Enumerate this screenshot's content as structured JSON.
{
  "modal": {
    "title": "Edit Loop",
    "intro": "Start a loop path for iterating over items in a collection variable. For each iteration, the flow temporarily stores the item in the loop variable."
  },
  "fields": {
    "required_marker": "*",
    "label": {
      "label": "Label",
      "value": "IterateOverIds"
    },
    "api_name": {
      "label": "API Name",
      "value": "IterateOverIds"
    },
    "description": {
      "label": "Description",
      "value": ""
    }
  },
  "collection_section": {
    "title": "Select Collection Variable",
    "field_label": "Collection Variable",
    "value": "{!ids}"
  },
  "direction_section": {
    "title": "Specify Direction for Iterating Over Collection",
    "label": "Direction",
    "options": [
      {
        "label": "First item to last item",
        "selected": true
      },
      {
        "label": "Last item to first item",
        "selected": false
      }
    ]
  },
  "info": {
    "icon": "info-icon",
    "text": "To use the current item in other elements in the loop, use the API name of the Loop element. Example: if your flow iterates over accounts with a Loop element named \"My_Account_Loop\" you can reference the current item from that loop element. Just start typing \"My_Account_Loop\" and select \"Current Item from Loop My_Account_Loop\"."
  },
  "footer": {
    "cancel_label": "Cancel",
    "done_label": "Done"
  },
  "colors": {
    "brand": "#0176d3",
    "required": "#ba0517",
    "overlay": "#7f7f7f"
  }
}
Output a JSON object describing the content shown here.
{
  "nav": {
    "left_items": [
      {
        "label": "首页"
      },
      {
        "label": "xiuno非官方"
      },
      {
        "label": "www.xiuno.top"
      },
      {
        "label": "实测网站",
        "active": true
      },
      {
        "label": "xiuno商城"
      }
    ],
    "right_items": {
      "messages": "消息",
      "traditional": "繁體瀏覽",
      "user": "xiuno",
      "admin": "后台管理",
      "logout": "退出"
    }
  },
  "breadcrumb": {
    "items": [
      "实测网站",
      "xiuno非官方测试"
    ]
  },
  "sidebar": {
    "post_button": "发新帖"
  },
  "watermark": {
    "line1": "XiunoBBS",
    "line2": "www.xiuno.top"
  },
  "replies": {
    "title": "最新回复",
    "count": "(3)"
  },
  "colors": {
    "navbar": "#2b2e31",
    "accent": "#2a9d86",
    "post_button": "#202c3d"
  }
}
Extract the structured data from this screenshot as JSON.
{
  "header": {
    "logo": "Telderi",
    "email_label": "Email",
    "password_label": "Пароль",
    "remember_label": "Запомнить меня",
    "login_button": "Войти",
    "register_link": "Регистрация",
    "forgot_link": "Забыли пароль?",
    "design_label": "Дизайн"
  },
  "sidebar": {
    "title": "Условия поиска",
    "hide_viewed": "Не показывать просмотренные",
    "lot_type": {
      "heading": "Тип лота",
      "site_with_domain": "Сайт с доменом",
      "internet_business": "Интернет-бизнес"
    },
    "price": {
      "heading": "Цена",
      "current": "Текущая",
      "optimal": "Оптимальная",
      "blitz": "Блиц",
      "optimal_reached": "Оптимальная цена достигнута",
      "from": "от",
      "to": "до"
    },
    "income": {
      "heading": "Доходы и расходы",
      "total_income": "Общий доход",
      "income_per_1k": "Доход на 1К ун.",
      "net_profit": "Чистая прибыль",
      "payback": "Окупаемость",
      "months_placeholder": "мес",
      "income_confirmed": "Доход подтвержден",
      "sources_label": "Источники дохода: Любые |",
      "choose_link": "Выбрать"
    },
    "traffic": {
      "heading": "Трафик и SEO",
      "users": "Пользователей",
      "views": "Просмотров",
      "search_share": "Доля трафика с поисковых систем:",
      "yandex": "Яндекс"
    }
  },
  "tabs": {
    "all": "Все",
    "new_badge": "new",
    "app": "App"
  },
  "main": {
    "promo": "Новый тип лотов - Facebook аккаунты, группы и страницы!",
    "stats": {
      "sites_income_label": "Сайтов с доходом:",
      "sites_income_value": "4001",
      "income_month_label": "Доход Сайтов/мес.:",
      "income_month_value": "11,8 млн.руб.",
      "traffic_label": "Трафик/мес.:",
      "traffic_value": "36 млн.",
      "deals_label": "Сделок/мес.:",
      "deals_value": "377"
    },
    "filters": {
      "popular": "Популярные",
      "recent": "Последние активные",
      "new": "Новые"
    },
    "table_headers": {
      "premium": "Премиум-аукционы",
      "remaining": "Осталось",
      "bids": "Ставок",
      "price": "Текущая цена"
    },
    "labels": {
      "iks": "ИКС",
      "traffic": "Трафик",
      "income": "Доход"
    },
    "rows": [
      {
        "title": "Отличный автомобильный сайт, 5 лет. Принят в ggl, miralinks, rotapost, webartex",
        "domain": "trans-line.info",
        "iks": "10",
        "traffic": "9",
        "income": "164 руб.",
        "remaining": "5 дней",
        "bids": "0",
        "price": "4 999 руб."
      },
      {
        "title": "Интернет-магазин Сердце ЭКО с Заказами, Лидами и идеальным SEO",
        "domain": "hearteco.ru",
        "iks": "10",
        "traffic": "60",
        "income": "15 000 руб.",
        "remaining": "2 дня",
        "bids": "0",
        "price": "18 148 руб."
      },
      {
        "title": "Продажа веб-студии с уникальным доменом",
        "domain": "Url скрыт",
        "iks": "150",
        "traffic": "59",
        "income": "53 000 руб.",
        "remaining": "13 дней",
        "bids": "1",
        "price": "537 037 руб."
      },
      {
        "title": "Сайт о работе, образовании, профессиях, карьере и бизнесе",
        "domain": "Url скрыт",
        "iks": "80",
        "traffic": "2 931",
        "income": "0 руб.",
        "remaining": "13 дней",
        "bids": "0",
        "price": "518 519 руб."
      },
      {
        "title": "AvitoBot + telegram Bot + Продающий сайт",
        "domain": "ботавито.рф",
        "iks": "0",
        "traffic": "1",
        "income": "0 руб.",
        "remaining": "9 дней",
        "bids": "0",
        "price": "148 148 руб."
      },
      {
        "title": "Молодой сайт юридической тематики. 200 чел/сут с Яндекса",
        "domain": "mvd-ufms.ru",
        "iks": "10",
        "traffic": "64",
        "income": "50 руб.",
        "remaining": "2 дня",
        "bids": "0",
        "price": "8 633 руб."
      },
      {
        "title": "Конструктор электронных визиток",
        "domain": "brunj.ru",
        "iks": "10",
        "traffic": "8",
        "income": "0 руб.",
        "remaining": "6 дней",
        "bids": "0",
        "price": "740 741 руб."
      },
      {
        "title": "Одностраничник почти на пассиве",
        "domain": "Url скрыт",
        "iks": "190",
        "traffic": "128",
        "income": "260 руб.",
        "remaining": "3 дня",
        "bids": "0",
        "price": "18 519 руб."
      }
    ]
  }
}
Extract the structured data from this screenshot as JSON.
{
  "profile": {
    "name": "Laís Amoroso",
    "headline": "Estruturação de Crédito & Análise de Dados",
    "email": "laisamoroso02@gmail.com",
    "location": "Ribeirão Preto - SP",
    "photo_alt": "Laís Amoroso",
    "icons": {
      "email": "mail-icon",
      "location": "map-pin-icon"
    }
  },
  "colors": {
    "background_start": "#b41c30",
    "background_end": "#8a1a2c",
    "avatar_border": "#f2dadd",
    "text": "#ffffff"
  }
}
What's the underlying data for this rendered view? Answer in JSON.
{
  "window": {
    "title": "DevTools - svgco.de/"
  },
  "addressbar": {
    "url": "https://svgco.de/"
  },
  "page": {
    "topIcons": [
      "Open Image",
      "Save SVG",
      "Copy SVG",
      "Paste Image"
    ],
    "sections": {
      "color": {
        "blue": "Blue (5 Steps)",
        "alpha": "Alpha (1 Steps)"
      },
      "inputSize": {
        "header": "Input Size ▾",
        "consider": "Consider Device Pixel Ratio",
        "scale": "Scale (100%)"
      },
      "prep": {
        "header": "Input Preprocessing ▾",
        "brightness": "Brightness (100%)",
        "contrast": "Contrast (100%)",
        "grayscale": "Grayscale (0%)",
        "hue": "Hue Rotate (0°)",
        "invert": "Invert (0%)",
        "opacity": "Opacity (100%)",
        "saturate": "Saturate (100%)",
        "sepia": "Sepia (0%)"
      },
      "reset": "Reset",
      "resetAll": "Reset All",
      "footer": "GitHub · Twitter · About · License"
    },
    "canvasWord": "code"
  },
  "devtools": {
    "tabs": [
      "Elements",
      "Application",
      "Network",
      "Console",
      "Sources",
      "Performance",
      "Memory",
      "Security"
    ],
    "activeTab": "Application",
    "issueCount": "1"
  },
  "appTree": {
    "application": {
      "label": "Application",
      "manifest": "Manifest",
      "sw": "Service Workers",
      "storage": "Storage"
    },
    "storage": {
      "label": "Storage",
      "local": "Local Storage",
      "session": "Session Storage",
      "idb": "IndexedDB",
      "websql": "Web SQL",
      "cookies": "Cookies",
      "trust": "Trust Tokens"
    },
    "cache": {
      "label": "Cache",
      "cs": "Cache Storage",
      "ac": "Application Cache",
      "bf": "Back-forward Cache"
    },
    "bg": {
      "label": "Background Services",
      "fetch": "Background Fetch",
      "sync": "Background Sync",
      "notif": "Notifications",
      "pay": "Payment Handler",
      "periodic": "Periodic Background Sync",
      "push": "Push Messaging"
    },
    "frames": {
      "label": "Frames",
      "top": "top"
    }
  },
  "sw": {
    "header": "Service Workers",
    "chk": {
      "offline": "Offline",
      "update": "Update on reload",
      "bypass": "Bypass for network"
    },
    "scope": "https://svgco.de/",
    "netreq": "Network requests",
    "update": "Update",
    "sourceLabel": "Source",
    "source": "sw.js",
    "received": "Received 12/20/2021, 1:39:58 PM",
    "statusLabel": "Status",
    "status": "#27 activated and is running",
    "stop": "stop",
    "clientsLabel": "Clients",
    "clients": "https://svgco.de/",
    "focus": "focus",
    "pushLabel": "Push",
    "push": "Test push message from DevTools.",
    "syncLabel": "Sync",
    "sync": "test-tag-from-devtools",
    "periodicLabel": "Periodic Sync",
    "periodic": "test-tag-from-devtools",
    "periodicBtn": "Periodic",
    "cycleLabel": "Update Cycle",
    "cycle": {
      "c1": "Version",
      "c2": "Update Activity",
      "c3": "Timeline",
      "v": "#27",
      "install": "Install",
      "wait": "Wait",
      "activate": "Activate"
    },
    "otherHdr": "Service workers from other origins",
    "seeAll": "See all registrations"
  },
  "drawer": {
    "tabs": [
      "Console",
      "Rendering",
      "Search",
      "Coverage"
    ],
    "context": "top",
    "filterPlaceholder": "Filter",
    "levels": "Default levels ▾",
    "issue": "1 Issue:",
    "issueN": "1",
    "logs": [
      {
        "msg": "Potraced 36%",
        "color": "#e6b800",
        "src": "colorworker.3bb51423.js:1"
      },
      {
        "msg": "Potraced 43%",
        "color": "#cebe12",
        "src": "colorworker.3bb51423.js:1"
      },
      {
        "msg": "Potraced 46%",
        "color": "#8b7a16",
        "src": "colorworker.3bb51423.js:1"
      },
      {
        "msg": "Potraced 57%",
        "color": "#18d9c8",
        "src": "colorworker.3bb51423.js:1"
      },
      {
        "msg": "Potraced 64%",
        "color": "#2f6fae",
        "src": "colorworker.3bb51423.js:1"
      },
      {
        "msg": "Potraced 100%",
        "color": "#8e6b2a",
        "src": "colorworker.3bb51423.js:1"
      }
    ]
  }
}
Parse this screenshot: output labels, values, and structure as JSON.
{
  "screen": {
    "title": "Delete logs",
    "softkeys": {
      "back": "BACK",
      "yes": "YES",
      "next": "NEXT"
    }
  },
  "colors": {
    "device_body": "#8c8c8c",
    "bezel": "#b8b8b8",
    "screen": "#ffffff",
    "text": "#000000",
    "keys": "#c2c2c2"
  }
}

WORK INSTRUCTIONS: Make a list of all lines in the data that contain "info".

WRITTEN SOLUTION:
  "info": {
    "icon": "info-icon",
        "domain": "trans-line.info",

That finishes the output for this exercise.